# [Problem description]
Without including any pictures, write out the listing below exactly.

# [The records]
— BEGIN —
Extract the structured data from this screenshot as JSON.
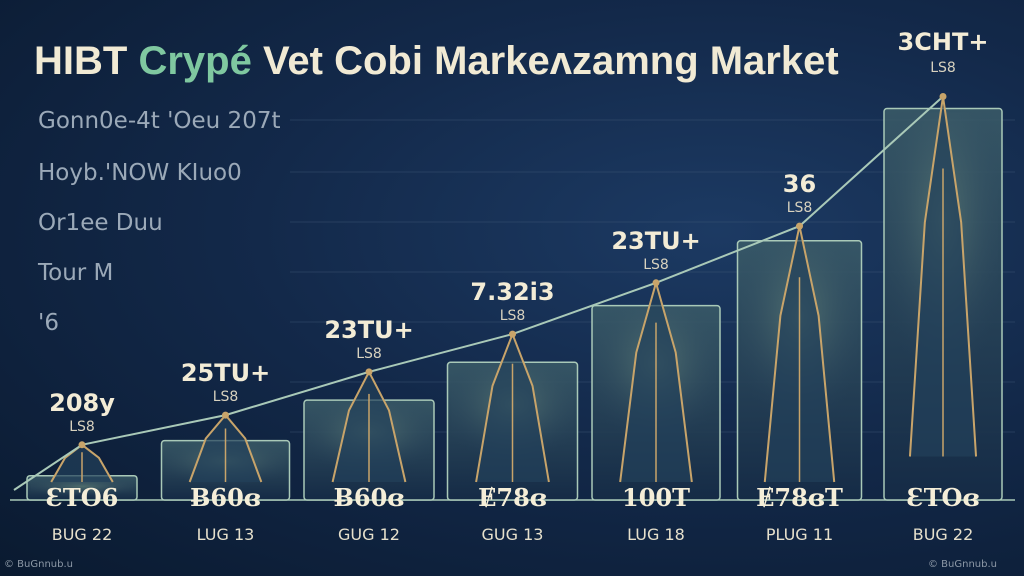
{
  "title": {
    "part1": "HIBT ",
    "accent": "Crypé",
    "part2": " Vet Cobi Markeʌzamng Market"
  },
  "side_labels": [
    "Gonn0e-4t 'Oeu 207t",
    "Hoyb.'NOW KIuo0",
    "Or1ee Duu",
    "Tour M",
    "'6"
  ],
  "credits": {
    "left": "© BuGnnub.u",
    "right": "© BuGnnub.u"
  },
  "colors": {
    "bar_fill": "#1c3554",
    "bar_glow": "#3a5a66",
    "line": "#a9c9b8",
    "peak": "#c8a46a",
    "text": "#f3ecd6"
  },
  "chart_data": {
    "type": "bar",
    "title": "HIBT Crypé Vet Cobi Markeʌzamng Market",
    "categories": [
      "BUG 22",
      "LUG 13",
      "GUG 12",
      "GUG 13",
      "LUG 18",
      "PLUG 11",
      "BUG 22"
    ],
    "value_labels": [
      "208y",
      "25TU+",
      "23TU+",
      "7.32i3",
      "23TU+",
      "36",
      "3CHT+"
    ],
    "unit_labels": [
      "LS8",
      "LS8",
      "LS8",
      "LS8",
      "LS8",
      "LS8",
      "LS8"
    ],
    "inner_labels": [
      "ƐTO6",
      "Ƀ60ɞ",
      "Ƀ60ɞ",
      "Ɇ78ɞ",
      "100T",
      "Ɇ78ɞT",
      "ƐTOɞ"
    ],
    "values": [
      0.9,
      2.2,
      3.7,
      5.1,
      7.2,
      9.6,
      14.5
    ],
    "line_values": [
      1.6,
      2.7,
      4.3,
      5.7,
      7.6,
      9.7,
      14.5
    ],
    "ylim": [
      0,
      15
    ],
    "grid": true,
    "legend": "none"
  }
}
— END —
# [Task solution]
Extract the structured data from this screenshot as JSON.
{
  "title": {
    "part1": "HIBT ",
    "accent": "Crypé",
    "part2": " Vet Cobi Markeʌzamng Market"
  },
  "side_labels": [
    "Gonn0e-4t 'Oeu 207t",
    "Hoyb.'NOW KIuo0",
    "Or1ee Duu",
    "Tour M",
    "'6"
  ],
  "credits": {
    "left": "© BuGnnub.u",
    "right": "© BuGnnub.u"
  },
  "colors": {
    "bar_fill": "#1c3554",
    "bar_glow": "#3a5a66",
    "line": "#a9c9b8",
    "peak": "#c8a46a",
    "text": "#f3ecd6"
  },
  "chart_data": {
    "type": "bar",
    "title": "HIBT Crypé Vet Cobi Markeʌzamng Market",
    "categories": [
      "BUG 22",
      "LUG 13",
      "GUG 12",
      "GUG 13",
      "LUG 18",
      "PLUG 11",
      "BUG 22"
    ],
    "value_labels": [
      "208y",
      "25TU+",
      "23TU+",
      "7.32i3",
      "23TU+",
      "36",
      "3CHT+"
    ],
    "unit_labels": [
      "LS8",
      "LS8",
      "LS8",
      "LS8",
      "LS8",
      "LS8",
      "LS8"
    ],
    "inner_labels": [
      "ƐTO6",
      "Ƀ60ɞ",
      "Ƀ60ɞ",
      "Ɇ78ɞ",
      "100T",
      "Ɇ78ɞT",
      "ƐTOɞ"
    ],
    "values": [
      0.9,
      2.2,
      3.7,
      5.1,
      7.2,
      9.6,
      14.5
    ],
    "line_values": [
      1.6,
      2.7,
      4.3,
      5.7,
      7.6,
      9.7,
      14.5
    ],
    "ylim": [
      0,
      15
    ],
    "grid": true,
    "legend": "none"
  }
}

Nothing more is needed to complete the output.